======== RECORDS SHOWN

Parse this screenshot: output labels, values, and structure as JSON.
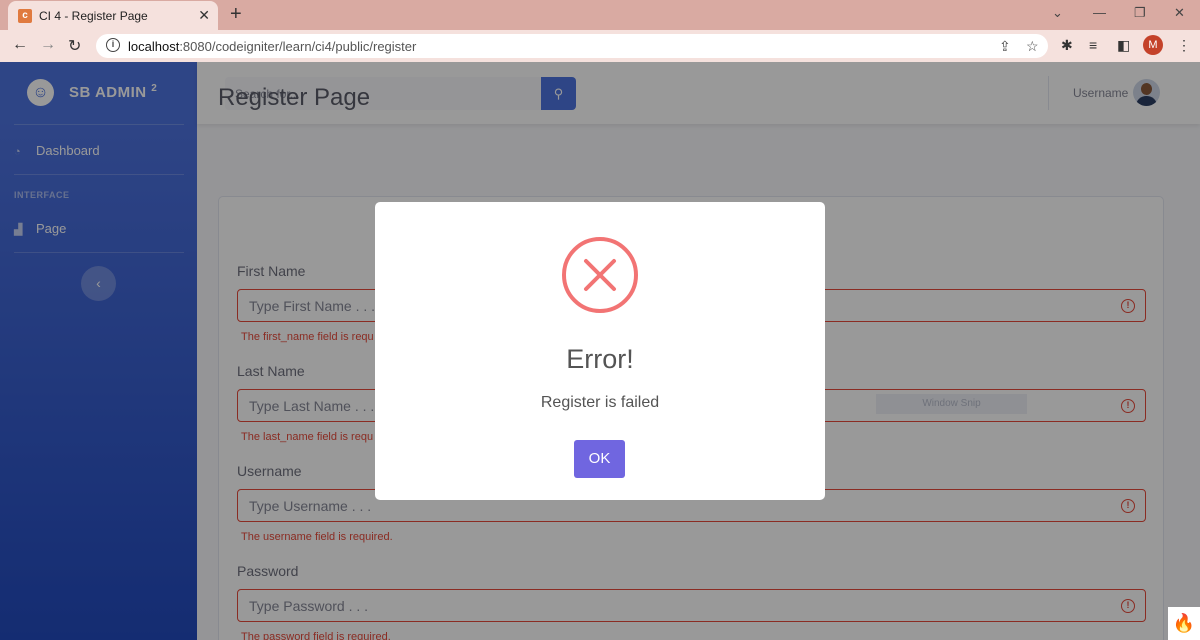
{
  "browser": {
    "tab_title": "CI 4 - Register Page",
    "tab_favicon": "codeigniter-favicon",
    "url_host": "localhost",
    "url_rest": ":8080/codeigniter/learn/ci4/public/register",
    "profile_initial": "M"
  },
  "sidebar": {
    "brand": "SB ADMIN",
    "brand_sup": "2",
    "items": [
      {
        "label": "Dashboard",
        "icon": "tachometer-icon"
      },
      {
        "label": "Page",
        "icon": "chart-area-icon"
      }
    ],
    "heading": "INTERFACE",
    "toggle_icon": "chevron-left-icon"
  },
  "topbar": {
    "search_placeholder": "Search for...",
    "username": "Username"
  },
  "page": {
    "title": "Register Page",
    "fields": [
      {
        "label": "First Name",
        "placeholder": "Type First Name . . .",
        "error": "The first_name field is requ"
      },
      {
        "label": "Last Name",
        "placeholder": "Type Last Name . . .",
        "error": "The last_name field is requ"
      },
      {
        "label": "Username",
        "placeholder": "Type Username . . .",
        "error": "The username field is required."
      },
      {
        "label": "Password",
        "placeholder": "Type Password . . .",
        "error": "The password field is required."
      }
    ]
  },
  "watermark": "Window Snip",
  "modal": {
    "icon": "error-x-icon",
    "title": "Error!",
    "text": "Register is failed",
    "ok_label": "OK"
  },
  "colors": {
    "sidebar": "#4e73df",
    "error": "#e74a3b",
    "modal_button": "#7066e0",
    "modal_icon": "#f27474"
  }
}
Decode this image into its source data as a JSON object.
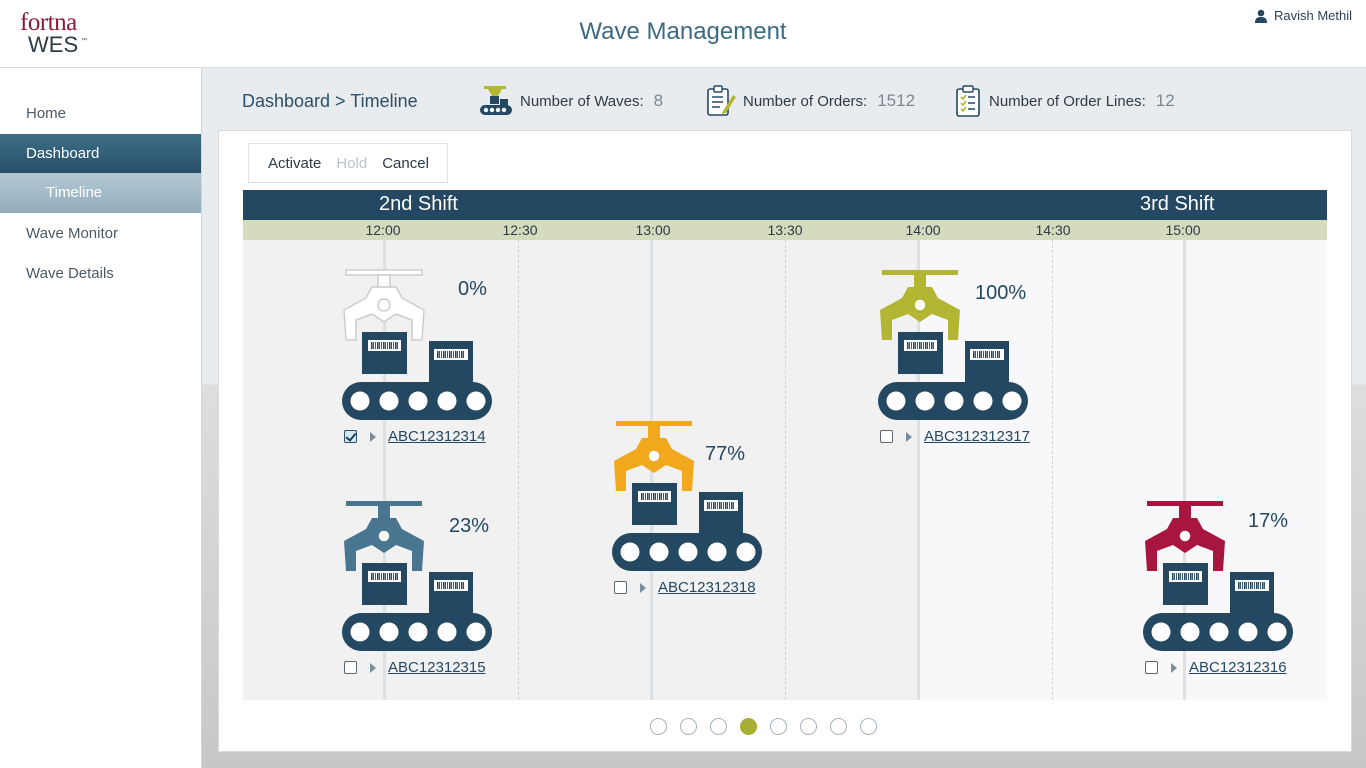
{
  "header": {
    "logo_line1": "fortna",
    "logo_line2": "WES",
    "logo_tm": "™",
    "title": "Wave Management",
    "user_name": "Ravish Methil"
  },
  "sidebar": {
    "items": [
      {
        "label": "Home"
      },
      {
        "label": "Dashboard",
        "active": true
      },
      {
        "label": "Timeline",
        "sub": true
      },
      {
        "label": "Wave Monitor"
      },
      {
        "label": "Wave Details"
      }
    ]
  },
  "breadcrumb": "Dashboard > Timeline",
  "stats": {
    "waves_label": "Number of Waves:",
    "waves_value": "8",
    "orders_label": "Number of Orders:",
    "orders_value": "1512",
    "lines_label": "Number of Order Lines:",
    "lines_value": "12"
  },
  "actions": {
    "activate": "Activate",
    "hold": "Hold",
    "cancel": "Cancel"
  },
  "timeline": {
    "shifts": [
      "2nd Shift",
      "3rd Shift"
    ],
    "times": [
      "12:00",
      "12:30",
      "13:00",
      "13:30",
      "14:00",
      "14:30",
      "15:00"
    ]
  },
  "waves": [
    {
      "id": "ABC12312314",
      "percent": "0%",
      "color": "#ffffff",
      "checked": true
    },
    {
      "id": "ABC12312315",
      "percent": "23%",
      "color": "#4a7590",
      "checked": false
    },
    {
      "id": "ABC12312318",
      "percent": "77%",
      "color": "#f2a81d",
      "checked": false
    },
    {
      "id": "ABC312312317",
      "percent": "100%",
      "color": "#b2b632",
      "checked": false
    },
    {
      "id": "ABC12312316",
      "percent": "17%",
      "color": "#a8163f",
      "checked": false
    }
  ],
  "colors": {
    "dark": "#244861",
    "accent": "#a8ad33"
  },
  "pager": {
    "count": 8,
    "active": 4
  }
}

================
======== RECORDS SHOWN

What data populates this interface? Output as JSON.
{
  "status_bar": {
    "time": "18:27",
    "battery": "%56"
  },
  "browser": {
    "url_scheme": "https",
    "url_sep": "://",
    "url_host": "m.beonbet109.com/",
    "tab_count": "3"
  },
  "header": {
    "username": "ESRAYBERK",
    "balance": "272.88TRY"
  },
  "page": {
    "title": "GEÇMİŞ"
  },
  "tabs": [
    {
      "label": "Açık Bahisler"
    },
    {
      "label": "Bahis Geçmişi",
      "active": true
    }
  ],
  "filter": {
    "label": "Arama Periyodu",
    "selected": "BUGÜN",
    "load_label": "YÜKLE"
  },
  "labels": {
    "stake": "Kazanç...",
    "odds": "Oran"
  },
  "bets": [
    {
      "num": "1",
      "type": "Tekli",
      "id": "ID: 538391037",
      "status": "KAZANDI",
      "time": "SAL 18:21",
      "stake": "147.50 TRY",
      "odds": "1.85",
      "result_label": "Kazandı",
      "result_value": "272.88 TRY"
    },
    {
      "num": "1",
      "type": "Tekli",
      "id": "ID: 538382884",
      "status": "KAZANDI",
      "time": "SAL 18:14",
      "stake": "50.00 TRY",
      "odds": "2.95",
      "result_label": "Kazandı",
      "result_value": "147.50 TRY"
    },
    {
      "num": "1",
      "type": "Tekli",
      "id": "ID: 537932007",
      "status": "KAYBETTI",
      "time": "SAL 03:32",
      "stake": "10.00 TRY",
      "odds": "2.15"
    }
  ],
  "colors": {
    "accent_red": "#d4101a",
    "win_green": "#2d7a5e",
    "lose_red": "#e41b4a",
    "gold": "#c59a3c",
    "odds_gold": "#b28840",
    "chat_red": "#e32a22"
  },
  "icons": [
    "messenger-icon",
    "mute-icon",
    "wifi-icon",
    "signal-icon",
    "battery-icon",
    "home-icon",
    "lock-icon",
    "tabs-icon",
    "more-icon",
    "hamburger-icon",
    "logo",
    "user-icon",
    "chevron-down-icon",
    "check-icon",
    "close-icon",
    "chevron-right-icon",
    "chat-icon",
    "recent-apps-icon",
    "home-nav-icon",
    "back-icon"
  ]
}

================

→ **DO THIS**
Copy out every line holding the string "percent".

→ **ANSWER FOR THIS EXERCISE**
      "percent": "0%",
      "percent": "23%",
      "percent": "77%",
      "percent": "100%",
      "percent": "17%",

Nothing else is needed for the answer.